Figure contents as structured data
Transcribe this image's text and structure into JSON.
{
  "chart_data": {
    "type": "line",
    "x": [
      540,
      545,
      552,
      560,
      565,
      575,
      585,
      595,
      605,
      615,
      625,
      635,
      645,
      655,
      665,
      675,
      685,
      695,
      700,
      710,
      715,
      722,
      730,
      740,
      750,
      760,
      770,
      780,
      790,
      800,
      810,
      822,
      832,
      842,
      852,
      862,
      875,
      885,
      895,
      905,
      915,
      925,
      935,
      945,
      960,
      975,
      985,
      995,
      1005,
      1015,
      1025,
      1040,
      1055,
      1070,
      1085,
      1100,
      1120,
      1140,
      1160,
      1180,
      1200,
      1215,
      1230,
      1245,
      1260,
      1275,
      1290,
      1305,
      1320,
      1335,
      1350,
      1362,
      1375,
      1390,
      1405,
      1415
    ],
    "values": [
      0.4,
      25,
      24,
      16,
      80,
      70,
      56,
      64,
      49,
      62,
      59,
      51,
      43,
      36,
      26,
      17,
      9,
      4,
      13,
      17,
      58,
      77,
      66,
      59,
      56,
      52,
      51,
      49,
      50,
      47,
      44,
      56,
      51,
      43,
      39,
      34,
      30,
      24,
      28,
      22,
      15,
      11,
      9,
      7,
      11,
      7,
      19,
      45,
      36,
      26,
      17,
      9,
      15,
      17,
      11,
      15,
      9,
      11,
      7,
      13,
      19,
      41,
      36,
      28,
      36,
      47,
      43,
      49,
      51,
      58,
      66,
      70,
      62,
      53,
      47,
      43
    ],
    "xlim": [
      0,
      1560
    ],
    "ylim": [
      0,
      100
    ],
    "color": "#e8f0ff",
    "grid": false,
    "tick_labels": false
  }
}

## Short problem
Each line must be given again exactly as written above.

## Response for this exercise
Transcribe this image's text and structure into JSON.
{
  "chart_data": {
    "type": "line",
    "x": [
      540,
      545,
      552,
      560,
      565,
      575,
      585,
      595,
      605,
      615,
      625,
      635,
      645,
      655,
      665,
      675,
      685,
      695,
      700,
      710,
      715,
      722,
      730,
      740,
      750,
      760,
      770,
      780,
      790,
      800,
      810,
      822,
      832,
      842,
      852,
      862,
      875,
      885,
      895,
      905,
      915,
      925,
      935,
      945,
      960,
      975,
      985,
      995,
      1005,
      1015,
      1025,
      1040,
      1055,
      1070,
      1085,
      1100,
      1120,
      1140,
      1160,
      1180,
      1200,
      1215,
      1230,
      1245,
      1260,
      1275,
      1290,
      1305,
      1320,
      1335,
      1350,
      1362,
      1375,
      1390,
      1405,
      1415
    ],
    "values": [
      0.4,
      25,
      24,
      16,
      80,
      70,
      56,
      64,
      49,
      62,
      59,
      51,
      43,
      36,
      26,
      17,
      9,
      4,
      13,
      17,
      58,
      77,
      66,
      59,
      56,
      52,
      51,
      49,
      50,
      47,
      44,
      56,
      51,
      43,
      39,
      34,
      30,
      24,
      28,
      22,
      15,
      11,
      9,
      7,
      11,
      7,
      19,
      45,
      36,
      26,
      17,
      9,
      15,
      17,
      11,
      15,
      9,
      11,
      7,
      13,
      19,
      41,
      36,
      28,
      36,
      47,
      43,
      49,
      51,
      58,
      66,
      70,
      62,
      53,
      47,
      43
    ],
    "xlim": [
      0,
      1560
    ],
    "ylim": [
      0,
      100
    ],
    "color": "#e8f0ff",
    "grid": false,
    "tick_labels": false
  }
}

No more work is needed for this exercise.